▶ _PROBLEM STATEMENT_: Check each line of the records below for the string "would", then state how many lines contain it, with no other output.

▶ _MATERIAL FOR THIS TASK_:
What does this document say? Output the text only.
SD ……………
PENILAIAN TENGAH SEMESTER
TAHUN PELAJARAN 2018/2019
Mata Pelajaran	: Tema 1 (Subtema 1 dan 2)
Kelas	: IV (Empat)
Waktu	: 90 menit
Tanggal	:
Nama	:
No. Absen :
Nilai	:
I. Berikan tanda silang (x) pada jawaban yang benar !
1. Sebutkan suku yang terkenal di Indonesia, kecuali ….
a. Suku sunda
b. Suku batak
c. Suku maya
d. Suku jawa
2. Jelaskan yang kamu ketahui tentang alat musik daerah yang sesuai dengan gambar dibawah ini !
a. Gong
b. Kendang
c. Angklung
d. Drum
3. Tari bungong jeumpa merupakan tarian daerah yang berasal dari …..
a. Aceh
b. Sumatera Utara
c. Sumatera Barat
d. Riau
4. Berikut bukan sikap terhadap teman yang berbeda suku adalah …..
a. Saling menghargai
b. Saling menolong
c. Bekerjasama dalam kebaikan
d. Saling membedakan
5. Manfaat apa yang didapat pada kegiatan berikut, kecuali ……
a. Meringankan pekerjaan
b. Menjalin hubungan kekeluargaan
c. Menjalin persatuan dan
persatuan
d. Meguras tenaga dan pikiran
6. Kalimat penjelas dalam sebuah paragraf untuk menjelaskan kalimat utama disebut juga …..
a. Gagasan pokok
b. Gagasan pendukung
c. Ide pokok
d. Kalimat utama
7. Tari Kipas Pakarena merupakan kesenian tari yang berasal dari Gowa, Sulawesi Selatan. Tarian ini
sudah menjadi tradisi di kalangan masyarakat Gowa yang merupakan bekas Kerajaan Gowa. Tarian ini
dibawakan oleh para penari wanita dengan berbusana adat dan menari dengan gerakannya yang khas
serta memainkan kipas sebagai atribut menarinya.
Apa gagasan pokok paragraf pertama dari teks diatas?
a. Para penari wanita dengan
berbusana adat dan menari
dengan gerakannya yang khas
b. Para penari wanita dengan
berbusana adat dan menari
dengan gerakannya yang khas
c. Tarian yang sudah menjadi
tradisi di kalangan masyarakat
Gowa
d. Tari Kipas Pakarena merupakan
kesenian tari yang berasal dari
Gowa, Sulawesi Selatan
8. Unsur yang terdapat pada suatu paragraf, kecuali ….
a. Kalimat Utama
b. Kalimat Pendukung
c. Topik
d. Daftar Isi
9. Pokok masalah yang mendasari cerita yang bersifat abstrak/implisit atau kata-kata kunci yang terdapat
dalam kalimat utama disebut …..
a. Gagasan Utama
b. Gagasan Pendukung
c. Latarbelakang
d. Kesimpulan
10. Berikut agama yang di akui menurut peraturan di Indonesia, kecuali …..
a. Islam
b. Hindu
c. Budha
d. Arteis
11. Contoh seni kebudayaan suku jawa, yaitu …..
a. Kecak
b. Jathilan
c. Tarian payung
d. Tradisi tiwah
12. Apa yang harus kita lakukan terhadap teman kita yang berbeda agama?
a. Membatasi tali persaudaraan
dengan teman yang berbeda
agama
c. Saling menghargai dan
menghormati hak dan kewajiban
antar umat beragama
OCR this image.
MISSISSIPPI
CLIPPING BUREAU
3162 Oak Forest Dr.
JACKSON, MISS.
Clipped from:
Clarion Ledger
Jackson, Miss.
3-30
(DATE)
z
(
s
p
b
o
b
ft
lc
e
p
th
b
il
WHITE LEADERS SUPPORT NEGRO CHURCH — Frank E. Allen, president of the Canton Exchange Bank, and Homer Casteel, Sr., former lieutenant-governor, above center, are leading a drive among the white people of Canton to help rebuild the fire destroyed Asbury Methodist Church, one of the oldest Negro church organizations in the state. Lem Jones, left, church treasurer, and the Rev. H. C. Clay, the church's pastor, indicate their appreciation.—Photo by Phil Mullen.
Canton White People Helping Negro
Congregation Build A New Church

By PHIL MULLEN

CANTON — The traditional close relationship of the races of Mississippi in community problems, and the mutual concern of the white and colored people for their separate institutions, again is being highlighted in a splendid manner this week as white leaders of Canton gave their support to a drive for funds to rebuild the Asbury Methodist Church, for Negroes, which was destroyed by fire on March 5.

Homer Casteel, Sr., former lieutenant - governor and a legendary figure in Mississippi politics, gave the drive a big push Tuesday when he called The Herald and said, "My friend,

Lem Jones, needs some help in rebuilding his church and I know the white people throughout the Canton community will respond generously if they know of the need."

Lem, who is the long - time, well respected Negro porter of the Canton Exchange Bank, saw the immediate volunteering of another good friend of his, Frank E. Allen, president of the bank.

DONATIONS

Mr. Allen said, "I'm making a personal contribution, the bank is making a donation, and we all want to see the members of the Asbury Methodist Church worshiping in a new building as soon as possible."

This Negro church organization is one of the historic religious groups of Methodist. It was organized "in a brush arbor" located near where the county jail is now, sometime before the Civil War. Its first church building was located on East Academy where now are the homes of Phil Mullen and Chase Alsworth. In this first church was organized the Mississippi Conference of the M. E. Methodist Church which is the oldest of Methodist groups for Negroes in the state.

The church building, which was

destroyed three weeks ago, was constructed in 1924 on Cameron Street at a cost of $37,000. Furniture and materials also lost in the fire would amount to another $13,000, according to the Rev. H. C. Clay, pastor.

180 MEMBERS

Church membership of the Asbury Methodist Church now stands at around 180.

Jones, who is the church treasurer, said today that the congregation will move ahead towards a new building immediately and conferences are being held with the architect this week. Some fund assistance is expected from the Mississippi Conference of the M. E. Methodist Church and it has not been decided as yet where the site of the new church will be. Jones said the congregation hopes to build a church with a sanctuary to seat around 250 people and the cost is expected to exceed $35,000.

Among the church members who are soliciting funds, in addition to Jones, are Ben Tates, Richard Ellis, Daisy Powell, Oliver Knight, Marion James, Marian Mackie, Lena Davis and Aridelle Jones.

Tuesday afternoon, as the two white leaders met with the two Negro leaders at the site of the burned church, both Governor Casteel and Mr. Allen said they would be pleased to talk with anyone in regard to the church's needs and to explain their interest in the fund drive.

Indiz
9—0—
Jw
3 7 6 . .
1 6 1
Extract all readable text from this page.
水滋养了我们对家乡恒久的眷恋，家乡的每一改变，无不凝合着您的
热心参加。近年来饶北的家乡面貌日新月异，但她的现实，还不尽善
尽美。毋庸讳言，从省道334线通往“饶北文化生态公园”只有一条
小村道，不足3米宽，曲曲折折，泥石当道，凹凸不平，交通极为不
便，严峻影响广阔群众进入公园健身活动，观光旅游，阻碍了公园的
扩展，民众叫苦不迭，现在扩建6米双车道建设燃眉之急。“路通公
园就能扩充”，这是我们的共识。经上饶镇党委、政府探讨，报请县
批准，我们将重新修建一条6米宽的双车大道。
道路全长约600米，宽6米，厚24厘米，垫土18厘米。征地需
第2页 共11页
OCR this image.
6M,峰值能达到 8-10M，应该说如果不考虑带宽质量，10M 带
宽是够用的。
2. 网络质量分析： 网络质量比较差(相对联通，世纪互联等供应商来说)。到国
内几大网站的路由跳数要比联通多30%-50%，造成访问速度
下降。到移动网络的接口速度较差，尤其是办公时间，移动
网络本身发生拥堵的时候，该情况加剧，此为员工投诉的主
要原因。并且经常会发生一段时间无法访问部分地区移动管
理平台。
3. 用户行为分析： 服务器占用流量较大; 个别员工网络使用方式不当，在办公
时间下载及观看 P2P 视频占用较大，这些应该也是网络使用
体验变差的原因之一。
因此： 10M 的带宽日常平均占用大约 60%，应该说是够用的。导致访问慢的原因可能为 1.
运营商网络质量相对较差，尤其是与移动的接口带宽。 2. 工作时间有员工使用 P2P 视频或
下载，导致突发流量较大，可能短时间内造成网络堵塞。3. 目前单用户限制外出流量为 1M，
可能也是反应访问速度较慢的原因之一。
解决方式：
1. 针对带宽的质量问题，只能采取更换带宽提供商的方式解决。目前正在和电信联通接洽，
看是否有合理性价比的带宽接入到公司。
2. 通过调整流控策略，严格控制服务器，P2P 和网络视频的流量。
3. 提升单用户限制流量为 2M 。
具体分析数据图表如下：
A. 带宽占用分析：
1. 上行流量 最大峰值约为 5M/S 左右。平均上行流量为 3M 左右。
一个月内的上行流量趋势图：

▶ _SOLVED EXERCISE_: 2